(Excerpts from a figure dataset)
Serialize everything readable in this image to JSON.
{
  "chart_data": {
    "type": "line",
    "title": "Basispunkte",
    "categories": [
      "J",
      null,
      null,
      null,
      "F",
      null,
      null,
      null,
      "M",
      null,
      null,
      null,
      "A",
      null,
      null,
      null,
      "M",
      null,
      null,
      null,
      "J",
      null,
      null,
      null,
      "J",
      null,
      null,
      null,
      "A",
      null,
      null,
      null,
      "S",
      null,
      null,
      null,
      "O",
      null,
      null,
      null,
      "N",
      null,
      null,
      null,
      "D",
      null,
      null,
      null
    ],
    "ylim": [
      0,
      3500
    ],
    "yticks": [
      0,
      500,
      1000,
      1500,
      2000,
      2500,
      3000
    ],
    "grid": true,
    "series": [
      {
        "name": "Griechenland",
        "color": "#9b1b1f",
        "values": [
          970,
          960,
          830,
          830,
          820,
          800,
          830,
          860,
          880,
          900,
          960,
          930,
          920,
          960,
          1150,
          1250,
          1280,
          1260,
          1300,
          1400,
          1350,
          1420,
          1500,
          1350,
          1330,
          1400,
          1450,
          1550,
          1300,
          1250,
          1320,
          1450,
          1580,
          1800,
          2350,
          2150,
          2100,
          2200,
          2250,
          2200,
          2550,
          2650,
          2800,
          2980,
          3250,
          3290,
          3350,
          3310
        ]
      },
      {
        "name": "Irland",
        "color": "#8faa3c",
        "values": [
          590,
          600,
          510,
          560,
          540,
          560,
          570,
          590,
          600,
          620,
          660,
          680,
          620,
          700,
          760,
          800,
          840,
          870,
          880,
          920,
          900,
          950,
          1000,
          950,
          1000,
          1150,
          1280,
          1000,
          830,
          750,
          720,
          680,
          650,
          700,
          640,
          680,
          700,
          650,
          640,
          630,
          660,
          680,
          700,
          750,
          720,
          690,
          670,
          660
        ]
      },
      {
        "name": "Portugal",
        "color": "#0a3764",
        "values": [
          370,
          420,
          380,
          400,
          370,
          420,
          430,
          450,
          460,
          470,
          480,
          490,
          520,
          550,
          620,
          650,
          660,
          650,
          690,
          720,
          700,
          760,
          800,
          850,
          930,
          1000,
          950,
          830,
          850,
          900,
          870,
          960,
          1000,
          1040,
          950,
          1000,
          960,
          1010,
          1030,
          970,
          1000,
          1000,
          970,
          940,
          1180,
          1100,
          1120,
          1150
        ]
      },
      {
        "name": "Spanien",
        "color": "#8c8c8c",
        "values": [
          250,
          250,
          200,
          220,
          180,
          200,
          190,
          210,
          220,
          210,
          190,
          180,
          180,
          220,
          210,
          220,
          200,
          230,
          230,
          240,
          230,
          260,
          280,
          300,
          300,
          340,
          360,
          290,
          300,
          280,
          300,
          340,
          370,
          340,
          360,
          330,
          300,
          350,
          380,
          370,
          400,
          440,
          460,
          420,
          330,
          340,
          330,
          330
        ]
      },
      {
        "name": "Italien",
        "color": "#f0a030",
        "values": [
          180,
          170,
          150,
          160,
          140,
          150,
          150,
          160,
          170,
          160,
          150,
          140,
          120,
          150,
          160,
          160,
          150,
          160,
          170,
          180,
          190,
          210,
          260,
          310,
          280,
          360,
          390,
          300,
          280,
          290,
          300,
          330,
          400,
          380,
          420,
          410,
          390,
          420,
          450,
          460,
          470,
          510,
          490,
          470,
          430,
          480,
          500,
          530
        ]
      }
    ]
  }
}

* Given exercise
Where a line above contains the word "name", copy that line.

* Completed exercise
        "name": "Griechenland",
        "name": "Irland",
        "name": "Portugal",
        "name": "Spanien",
        "name": "Italien",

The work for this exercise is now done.